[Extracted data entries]

## Start

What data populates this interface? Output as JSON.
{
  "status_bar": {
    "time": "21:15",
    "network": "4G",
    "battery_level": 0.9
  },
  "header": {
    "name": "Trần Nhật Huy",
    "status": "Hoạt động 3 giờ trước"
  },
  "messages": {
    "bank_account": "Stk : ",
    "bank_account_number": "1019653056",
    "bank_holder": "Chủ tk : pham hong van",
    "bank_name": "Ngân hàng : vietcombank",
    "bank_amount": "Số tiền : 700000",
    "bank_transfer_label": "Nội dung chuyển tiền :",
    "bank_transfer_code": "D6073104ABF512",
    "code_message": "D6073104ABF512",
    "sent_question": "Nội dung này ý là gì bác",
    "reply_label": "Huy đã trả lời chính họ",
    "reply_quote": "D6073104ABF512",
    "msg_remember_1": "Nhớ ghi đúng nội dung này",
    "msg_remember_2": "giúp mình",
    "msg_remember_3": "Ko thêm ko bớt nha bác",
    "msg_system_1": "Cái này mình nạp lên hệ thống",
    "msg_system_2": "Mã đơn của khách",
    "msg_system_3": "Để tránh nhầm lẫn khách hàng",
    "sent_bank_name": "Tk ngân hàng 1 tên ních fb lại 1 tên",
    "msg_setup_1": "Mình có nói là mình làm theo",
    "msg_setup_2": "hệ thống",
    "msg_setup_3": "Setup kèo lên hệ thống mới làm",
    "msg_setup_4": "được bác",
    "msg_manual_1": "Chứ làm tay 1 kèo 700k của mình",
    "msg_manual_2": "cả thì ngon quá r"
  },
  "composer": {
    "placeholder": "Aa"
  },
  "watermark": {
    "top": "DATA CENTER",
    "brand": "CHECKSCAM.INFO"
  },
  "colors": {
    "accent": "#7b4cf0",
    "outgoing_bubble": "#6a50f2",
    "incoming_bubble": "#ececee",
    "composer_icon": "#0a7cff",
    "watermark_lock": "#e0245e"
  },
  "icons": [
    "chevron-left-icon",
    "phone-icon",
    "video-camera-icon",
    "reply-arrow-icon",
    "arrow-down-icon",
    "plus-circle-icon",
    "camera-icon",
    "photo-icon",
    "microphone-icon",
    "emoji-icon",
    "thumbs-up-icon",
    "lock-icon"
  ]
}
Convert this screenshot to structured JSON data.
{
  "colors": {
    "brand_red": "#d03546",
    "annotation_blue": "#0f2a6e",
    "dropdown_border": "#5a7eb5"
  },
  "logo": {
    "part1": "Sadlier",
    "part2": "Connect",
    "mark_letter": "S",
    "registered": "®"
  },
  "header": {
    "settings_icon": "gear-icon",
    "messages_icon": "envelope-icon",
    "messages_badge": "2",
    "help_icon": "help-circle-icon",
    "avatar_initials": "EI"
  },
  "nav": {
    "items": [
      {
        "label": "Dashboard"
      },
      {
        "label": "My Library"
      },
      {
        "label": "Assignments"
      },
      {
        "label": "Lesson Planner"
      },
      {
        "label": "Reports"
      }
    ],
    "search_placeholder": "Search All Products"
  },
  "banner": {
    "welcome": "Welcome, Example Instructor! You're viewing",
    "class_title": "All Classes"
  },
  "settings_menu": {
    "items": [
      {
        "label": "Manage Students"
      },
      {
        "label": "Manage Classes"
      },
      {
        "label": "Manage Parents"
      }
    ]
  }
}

## End

| SET EXERCISE |
Output the data above exactly, please, line for line.

| CORRECT RESULT |
What data populates this interface? Output as JSON.
{
  "status_bar": {
    "time": "21:15",
    "network": "4G",
    "battery_level": 0.9
  },
  "header": {
    "name": "Trần Nhật Huy",
    "status": "Hoạt động 3 giờ trước"
  },
  "messages": {
    "bank_account": "Stk : ",
    "bank_account_number": "1019653056",
    "bank_holder": "Chủ tk : pham hong van",
    "bank_name": "Ngân hàng : vietcombank",
    "bank_amount": "Số tiền : 700000",
    "bank_transfer_label": "Nội dung chuyển tiền :",
    "bank_transfer_code": "D6073104ABF512",
    "code_message": "D6073104ABF512",
    "sent_question": "Nội dung này ý là gì bác",
    "reply_label": "Huy đã trả lời chính họ",
    "reply_quote": "D6073104ABF512",
    "msg_remember_1": "Nhớ ghi đúng nội dung này",
    "msg_remember_2": "giúp mình",
    "msg_remember_3": "Ko thêm ko bớt nha bác",
    "msg_system_1": "Cái này mình nạp lên hệ thống",
    "msg_system_2": "Mã đơn của khách",
    "msg_system_3": "Để tránh nhầm lẫn khách hàng",
    "sent_bank_name": "Tk ngân hàng 1 tên ních fb lại 1 tên",
    "msg_setup_1": "Mình có nói là mình làm theo",
    "msg_setup_2": "hệ thống",
    "msg_setup_3": "Setup kèo lên hệ thống mới làm",
    "msg_setup_4": "được bác",
    "msg_manual_1": "Chứ làm tay 1 kèo 700k của mình",
    "msg_manual_2": "cả thì ngon quá r"
  },
  "composer": {
    "placeholder": "Aa"
  },
  "watermark": {
    "top": "DATA CENTER",
    "brand": "CHECKSCAM.INFO"
  },
  "colors": {
    "accent": "#7b4cf0",
    "outgoing_bubble": "#6a50f2",
    "incoming_bubble": "#ececee",
    "composer_icon": "#0a7cff",
    "watermark_lock": "#e0245e"
  },
  "icons": [
    "chevron-left-icon",
    "phone-icon",
    "video-camera-icon",
    "reply-arrow-icon",
    "arrow-down-icon",
    "plus-circle-icon",
    "camera-icon",
    "photo-icon",
    "microphone-icon",
    "emoji-icon",
    "thumbs-up-icon",
    "lock-icon"
  ]
}
Convert this screenshot to structured JSON data.
{
  "colors": {
    "brand_red": "#d03546",
    "annotation_blue": "#0f2a6e",
    "dropdown_border": "#5a7eb5"
  },
  "logo": {
    "part1": "Sadlier",
    "part2": "Connect",
    "mark_letter": "S",
    "registered": "®"
  },
  "header": {
    "settings_icon": "gear-icon",
    "messages_icon": "envelope-icon",
    "messages_badge": "2",
    "help_icon": "help-circle-icon",
    "avatar_initials": "EI"
  },
  "nav": {
    "items": [
      {
        "label": "Dashboard"
      },
      {
        "label": "My Library"
      },
      {
        "label": "Assignments"
      },
      {
        "label": "Lesson Planner"
      },
      {
        "label": "Reports"
      }
    ],
    "search_placeholder": "Search All Products"
  },
  "banner": {
    "welcome": "Welcome, Example Instructor! You're viewing",
    "class_title": "All Classes"
  },
  "settings_menu": {
    "items": [
      {
        "label": "Manage Students"
      },
      {
        "label": "Manage Classes"
      },
      {
        "label": "Manage Parents"
      }
    ]
  }
}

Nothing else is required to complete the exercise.